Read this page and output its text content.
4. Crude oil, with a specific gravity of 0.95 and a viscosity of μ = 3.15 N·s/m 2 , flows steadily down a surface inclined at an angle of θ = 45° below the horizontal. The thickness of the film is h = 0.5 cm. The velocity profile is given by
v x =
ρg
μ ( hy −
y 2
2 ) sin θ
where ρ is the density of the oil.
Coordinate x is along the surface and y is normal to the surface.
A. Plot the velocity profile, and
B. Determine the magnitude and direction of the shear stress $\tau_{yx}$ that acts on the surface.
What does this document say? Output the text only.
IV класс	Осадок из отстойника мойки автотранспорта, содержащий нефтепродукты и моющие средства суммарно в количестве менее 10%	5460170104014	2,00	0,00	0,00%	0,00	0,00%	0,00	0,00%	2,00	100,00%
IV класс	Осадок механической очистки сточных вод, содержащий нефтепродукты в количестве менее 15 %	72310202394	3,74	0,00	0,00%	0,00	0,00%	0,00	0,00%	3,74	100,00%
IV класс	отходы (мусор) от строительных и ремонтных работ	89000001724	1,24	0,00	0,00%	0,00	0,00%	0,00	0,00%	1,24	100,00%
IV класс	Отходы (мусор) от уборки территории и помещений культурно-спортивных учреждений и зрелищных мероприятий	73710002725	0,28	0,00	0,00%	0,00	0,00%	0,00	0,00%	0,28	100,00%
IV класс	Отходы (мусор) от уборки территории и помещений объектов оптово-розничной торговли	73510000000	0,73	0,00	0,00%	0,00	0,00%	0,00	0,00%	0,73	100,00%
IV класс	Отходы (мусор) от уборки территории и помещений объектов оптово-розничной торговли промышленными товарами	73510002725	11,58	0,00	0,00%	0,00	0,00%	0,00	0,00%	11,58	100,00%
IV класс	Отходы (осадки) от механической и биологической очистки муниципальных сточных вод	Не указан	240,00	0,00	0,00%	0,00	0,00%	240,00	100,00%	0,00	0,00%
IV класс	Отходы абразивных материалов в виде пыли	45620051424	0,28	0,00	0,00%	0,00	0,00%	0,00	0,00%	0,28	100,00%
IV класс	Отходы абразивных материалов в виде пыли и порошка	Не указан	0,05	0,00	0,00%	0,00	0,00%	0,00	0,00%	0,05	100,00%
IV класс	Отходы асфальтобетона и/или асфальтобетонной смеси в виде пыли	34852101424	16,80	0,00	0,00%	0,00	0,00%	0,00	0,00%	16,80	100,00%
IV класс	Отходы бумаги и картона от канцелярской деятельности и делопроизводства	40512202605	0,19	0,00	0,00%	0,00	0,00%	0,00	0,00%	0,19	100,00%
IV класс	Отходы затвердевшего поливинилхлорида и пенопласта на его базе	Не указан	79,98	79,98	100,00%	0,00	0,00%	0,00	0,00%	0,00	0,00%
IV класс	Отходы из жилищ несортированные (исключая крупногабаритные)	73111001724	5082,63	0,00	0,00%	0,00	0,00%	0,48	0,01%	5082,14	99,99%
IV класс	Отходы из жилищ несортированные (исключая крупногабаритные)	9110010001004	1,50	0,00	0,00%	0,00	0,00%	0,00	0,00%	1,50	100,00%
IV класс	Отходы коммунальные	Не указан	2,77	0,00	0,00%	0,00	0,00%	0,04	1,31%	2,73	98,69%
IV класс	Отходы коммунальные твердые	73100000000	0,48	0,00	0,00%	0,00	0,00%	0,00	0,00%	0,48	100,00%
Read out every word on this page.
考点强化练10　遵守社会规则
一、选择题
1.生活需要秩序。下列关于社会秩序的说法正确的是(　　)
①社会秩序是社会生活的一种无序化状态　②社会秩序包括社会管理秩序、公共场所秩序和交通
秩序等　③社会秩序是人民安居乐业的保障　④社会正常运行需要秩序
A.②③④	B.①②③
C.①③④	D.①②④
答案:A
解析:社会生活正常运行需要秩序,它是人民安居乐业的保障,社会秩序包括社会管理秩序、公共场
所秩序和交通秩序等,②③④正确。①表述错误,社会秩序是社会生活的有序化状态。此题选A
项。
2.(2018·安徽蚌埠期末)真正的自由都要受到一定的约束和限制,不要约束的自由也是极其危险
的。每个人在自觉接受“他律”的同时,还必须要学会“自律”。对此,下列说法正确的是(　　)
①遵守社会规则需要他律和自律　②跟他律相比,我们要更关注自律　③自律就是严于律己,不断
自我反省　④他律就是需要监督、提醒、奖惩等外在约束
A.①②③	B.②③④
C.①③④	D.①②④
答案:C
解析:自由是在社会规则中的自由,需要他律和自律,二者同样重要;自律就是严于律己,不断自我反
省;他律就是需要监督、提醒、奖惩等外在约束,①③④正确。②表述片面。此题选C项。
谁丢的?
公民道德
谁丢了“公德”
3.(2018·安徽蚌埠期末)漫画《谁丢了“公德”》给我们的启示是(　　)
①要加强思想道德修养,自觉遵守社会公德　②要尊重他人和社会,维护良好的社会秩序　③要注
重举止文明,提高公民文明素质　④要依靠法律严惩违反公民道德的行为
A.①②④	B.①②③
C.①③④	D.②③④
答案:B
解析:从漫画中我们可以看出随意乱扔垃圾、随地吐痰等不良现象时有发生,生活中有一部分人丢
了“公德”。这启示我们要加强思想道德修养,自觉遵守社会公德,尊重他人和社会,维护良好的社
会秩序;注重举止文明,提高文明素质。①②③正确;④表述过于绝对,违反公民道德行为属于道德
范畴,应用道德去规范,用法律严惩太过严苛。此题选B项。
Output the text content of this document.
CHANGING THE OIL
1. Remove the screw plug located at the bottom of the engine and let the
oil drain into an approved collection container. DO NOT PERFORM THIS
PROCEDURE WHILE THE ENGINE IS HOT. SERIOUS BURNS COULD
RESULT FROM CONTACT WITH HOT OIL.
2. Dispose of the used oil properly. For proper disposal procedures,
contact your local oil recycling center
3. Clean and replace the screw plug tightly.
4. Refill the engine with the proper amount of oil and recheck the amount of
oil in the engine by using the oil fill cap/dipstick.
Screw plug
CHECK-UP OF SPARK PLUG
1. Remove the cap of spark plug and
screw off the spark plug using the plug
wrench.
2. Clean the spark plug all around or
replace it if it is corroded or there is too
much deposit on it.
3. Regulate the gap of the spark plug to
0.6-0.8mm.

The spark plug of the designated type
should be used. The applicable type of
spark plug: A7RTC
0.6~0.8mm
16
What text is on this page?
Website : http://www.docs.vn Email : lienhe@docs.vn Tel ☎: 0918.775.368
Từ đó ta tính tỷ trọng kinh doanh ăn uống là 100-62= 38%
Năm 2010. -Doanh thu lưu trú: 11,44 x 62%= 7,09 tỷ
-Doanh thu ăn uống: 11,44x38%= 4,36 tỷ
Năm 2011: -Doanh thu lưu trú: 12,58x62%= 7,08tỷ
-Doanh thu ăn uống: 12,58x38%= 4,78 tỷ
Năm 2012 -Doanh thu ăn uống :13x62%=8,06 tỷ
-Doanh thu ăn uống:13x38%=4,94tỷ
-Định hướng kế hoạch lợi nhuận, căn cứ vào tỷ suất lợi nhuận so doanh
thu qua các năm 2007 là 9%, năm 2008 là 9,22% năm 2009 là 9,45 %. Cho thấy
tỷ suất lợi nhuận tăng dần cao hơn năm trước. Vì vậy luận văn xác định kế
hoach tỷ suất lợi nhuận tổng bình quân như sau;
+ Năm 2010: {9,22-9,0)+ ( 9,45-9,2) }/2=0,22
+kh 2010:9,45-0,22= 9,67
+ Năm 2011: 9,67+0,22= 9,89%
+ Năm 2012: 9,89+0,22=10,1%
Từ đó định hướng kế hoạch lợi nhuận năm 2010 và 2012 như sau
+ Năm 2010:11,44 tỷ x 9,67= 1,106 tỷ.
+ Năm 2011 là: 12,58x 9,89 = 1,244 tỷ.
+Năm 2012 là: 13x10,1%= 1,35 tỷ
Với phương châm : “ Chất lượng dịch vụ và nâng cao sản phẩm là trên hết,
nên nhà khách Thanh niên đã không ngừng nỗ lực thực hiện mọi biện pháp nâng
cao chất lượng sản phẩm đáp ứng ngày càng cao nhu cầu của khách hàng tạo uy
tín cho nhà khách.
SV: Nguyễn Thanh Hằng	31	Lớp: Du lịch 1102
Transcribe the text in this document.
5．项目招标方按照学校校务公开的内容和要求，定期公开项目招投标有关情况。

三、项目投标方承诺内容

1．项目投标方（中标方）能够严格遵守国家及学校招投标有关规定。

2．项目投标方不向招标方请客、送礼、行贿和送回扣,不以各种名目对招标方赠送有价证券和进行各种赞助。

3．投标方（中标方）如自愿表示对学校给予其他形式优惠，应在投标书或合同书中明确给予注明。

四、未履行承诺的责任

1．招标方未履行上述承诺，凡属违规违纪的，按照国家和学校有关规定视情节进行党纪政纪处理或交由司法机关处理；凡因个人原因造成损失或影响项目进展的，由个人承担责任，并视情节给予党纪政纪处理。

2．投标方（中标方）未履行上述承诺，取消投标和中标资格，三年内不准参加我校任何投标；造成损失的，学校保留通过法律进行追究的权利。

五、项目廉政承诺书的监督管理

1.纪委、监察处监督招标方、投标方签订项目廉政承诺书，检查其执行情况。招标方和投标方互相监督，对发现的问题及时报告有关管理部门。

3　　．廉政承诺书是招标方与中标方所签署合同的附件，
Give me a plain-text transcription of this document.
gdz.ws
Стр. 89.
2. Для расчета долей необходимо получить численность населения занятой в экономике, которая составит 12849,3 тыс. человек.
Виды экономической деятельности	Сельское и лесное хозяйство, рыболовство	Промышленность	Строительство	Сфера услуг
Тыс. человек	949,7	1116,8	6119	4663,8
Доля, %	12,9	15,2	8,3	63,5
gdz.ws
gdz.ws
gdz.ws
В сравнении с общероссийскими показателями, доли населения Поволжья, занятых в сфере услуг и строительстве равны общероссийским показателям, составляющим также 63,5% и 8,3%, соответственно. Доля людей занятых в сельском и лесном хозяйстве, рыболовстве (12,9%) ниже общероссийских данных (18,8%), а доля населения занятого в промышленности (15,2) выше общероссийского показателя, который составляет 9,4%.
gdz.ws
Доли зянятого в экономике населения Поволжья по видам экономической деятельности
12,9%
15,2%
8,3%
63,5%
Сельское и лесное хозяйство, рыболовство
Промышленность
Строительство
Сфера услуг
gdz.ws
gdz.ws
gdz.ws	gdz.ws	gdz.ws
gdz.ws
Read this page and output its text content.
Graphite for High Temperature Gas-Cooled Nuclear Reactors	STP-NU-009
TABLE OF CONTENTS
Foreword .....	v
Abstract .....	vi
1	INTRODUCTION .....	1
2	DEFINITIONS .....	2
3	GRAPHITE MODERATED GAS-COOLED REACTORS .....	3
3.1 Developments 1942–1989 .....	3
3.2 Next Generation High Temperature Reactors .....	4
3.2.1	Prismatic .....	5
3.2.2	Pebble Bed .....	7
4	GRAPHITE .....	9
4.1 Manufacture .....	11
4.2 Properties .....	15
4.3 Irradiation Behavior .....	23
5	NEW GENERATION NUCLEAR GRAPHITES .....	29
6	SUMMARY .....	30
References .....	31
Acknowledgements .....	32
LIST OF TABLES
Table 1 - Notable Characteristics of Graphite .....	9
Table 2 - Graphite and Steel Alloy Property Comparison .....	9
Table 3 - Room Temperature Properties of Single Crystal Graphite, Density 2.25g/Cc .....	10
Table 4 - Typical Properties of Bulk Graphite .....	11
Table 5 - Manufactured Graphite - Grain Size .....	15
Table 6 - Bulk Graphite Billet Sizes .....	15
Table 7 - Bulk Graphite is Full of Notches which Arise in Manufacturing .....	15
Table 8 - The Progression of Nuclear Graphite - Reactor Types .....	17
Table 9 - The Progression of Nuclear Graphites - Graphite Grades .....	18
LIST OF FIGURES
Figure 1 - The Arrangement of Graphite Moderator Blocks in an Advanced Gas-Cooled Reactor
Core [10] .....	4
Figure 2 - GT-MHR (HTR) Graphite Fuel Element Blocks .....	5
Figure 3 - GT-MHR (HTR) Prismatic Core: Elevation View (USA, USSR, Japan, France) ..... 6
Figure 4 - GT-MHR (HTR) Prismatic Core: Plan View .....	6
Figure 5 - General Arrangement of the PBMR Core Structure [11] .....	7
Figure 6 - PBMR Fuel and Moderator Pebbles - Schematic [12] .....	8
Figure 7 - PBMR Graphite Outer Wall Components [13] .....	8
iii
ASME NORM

········

Problem description –
In the entries above, identify every line with the word "phẩm". Copy those lines.

Complete answer –
Với phương châm : “ Chất lượng dịch vụ và nâng cao sản phẩm là trên hết,
cao chất lượng sản phẩm đáp ứng ngày càng cao nhu cầu của khách hàng tạo uy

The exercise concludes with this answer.